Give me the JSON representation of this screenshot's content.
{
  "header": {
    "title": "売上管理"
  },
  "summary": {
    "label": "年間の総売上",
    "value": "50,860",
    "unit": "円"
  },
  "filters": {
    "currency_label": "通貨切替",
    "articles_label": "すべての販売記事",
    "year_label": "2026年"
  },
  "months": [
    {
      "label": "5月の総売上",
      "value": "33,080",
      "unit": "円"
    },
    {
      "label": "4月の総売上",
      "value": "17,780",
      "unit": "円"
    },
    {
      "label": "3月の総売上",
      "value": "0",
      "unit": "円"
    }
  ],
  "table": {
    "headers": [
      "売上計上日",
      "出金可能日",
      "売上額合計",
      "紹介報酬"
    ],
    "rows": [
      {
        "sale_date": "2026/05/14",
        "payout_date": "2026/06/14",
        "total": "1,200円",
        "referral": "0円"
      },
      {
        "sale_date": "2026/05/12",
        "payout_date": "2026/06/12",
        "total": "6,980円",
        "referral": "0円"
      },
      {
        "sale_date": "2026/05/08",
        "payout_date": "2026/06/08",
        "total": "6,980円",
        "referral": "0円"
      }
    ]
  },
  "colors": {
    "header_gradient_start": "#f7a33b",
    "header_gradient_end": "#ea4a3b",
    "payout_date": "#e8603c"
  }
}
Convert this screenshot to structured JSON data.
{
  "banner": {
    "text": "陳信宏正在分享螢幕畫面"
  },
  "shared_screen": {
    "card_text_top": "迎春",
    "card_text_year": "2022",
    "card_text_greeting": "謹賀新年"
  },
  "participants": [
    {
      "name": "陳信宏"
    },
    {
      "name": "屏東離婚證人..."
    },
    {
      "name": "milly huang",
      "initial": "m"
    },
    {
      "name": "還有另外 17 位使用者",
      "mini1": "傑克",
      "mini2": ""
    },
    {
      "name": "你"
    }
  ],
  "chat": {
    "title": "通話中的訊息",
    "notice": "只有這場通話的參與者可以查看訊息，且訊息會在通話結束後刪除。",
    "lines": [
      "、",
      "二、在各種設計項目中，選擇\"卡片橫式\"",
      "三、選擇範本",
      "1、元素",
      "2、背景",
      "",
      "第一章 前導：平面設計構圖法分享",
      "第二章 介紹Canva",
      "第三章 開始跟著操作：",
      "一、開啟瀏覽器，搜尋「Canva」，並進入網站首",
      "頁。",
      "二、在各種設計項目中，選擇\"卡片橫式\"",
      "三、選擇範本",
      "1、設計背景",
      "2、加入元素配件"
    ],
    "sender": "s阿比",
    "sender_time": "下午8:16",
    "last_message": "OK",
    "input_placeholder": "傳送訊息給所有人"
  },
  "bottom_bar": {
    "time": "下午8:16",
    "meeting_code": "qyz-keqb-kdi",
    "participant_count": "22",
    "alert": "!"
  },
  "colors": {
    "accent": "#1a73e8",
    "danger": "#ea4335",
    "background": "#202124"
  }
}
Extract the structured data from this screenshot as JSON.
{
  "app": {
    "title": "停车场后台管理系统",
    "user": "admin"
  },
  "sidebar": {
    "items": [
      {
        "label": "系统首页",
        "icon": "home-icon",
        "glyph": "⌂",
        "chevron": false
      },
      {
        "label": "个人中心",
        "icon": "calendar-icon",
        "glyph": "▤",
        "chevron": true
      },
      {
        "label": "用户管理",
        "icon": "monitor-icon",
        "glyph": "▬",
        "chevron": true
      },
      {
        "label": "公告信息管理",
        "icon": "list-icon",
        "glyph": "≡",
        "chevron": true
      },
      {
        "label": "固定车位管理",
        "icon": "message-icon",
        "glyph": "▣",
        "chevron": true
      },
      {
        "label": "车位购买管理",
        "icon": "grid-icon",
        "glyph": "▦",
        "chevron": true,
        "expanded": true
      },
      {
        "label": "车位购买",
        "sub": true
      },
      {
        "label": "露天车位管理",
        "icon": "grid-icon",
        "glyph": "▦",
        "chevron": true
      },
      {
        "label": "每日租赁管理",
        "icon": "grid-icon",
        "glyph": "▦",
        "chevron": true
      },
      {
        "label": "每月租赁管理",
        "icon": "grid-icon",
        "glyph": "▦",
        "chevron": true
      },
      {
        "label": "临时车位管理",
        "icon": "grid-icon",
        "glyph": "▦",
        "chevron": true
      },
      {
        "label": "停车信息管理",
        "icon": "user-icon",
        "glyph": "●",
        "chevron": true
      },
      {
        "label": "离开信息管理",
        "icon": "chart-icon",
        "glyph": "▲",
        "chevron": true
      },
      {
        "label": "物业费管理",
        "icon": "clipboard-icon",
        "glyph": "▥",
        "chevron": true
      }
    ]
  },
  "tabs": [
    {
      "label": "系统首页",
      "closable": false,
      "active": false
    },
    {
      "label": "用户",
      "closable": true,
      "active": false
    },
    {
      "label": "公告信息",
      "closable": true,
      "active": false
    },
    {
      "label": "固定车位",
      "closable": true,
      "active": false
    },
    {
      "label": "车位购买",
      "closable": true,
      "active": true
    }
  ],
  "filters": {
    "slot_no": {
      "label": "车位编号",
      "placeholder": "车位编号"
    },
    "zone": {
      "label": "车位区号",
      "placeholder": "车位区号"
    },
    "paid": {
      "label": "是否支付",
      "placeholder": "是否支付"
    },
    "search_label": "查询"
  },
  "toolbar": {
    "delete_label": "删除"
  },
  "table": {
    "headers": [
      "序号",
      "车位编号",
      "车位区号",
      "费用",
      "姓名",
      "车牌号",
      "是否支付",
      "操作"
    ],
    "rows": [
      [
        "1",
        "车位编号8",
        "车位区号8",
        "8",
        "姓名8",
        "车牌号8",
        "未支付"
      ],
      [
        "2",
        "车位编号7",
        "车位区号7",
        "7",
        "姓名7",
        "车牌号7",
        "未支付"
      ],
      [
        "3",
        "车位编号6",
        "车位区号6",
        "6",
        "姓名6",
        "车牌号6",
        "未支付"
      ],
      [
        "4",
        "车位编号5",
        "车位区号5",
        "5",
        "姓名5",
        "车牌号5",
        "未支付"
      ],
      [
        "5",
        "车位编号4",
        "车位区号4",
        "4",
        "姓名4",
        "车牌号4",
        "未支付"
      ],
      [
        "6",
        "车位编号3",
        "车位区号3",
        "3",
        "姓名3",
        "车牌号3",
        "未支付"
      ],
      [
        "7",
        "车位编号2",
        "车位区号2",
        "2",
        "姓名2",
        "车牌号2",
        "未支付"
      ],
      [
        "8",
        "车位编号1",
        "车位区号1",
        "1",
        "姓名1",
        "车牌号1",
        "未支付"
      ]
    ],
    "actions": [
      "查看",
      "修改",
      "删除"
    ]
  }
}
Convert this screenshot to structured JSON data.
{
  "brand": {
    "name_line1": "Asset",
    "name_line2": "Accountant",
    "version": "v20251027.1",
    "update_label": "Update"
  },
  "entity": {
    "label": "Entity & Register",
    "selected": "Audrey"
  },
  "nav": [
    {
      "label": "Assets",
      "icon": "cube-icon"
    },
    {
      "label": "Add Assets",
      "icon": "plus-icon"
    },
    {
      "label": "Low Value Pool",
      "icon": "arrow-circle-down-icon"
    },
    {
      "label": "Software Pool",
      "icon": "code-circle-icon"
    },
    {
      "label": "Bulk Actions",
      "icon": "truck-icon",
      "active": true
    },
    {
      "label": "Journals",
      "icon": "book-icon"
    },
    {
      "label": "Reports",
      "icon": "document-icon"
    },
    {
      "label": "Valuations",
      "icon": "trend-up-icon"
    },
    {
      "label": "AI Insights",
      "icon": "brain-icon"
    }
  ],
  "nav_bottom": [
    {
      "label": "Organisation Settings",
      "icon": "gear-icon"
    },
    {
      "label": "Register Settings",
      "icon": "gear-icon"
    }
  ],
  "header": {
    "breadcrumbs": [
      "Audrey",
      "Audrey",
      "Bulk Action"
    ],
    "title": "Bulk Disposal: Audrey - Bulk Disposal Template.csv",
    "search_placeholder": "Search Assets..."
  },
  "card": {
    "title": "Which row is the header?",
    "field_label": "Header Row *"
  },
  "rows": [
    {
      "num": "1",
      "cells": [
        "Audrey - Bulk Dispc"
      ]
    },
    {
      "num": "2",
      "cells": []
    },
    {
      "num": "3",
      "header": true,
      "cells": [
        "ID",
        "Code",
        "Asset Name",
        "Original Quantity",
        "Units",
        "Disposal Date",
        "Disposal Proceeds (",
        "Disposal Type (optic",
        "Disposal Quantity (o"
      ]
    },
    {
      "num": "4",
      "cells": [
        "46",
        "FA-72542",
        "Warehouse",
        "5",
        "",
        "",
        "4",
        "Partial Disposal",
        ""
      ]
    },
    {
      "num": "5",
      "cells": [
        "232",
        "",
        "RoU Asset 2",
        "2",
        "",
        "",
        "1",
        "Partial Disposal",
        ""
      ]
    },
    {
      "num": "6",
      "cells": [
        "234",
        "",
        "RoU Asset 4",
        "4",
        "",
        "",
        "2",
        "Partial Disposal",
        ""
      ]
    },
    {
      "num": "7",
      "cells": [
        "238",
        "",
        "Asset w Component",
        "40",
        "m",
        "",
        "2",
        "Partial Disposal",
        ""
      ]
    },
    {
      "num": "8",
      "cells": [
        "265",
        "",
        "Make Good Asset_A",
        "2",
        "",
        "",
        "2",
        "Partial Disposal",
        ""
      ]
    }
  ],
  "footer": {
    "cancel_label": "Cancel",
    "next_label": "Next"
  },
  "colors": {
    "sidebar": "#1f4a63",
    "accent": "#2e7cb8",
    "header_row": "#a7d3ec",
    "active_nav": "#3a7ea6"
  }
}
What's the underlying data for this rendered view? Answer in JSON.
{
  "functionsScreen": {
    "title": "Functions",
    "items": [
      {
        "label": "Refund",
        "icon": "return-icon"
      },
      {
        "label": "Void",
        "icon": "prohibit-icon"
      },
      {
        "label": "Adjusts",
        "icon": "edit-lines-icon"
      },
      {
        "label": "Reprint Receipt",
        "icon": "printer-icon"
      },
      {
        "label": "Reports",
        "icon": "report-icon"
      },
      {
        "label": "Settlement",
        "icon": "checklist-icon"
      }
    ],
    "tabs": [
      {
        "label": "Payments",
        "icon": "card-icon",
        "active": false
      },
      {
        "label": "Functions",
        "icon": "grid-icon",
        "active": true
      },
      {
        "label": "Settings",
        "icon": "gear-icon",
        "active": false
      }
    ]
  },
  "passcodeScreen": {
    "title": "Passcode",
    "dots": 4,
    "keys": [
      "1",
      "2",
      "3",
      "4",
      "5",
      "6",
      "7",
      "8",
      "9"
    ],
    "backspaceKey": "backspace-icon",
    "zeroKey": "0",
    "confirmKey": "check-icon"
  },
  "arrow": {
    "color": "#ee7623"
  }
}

THE REQUEST: Filter the listing above by the word "title"; copy each line that passes.

OUTPUT:
    "title": "売上管理"
    "title": "通話中的訊息",
    "title": "停车场后台管理系统",
    "title": "Bulk Disposal: Audrey - Bulk Disposal Template.csv",
    "title": "Which row is the header?",
    "title": "Functions",
    "title": "Passcode",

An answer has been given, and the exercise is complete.